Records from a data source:
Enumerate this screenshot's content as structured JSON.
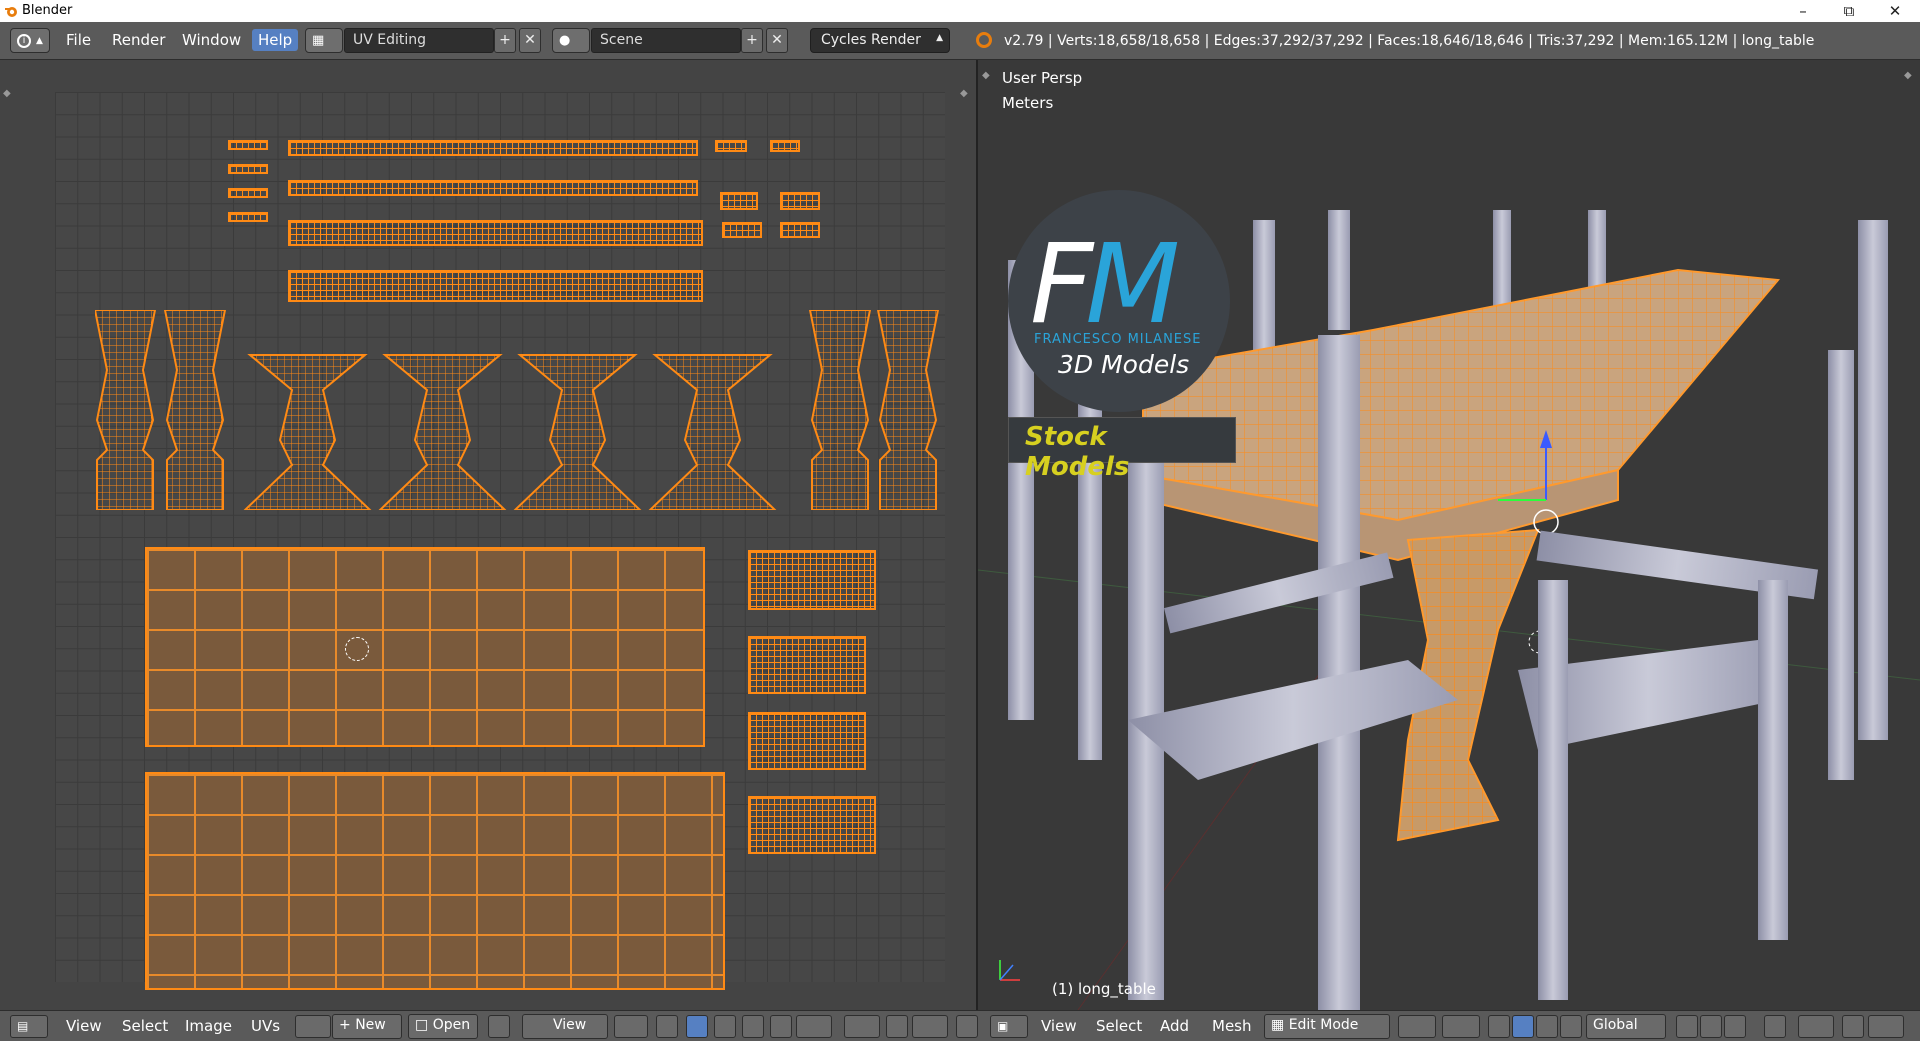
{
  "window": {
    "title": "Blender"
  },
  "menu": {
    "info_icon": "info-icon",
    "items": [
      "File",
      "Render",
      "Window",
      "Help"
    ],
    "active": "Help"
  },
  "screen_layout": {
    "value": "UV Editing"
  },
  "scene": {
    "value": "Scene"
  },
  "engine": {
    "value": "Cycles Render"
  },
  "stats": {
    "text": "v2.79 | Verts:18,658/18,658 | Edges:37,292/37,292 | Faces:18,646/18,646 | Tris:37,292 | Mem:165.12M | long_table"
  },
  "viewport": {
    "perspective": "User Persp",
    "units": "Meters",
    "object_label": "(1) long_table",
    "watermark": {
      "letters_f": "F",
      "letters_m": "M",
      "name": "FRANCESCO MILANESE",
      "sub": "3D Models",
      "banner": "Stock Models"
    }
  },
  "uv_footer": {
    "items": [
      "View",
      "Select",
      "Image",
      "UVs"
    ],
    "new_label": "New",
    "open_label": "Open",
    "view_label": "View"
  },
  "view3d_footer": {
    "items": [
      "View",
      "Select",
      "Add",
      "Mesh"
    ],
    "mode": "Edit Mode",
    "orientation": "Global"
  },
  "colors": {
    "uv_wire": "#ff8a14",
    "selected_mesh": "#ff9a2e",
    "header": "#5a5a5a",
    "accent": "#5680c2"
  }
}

▶ PROBLEM DESCRIPTION
Each line of the data is to be duplicated exactly; pictures stay out of the copy.

▶ TASK SOLUTION
Enumerate this screenshot's content as structured JSON.
{
  "window": {
    "title": "Blender"
  },
  "menu": {
    "info_icon": "info-icon",
    "items": [
      "File",
      "Render",
      "Window",
      "Help"
    ],
    "active": "Help"
  },
  "screen_layout": {
    "value": "UV Editing"
  },
  "scene": {
    "value": "Scene"
  },
  "engine": {
    "value": "Cycles Render"
  },
  "stats": {
    "text": "v2.79 | Verts:18,658/18,658 | Edges:37,292/37,292 | Faces:18,646/18,646 | Tris:37,292 | Mem:165.12M | long_table"
  },
  "viewport": {
    "perspective": "User Persp",
    "units": "Meters",
    "object_label": "(1) long_table",
    "watermark": {
      "letters_f": "F",
      "letters_m": "M",
      "name": "FRANCESCO MILANESE",
      "sub": "3D Models",
      "banner": "Stock Models"
    }
  },
  "uv_footer": {
    "items": [
      "View",
      "Select",
      "Image",
      "UVs"
    ],
    "new_label": "New",
    "open_label": "Open",
    "view_label": "View"
  },
  "view3d_footer": {
    "items": [
      "View",
      "Select",
      "Add",
      "Mesh"
    ],
    "mode": "Edit Mode",
    "orientation": "Global"
  },
  "colors": {
    "uv_wire": "#ff8a14",
    "selected_mesh": "#ff9a2e",
    "header": "#5a5a5a",
    "accent": "#5680c2"
  }
}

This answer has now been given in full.